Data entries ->
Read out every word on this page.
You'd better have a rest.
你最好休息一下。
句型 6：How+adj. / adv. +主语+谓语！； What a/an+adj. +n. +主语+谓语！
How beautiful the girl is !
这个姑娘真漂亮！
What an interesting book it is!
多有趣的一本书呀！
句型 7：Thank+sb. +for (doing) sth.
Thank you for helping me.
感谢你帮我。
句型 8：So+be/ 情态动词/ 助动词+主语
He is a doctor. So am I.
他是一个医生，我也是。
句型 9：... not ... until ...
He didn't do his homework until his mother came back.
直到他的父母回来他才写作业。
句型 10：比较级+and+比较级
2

TASK -> Your task is to repeat the data exactly, with nothing left out.

WORKED SOLUTION ->
Read out every word on this page.
You'd better have a rest.
你最好休息一下。
句型 6：How+adj. / adv. +主语+谓语！； What a/an+adj. +n. +主语+谓语！
How beautiful the girl is !
这个姑娘真漂亮！
What an interesting book it is!
多有趣的一本书呀！
句型 7：Thank+sb. +for (doing) sth.
Thank you for helping me.
感谢你帮我。
句型 8：So+be/ 情态动词/ 助动词+主语
He is a doctor. So am I.
他是一个医生，我也是。
句型 9：... not ... until ...
He didn't do his homework until his mother came back.
直到他的父母回来他才写作业。
句型 10：比较级+and+比较级
2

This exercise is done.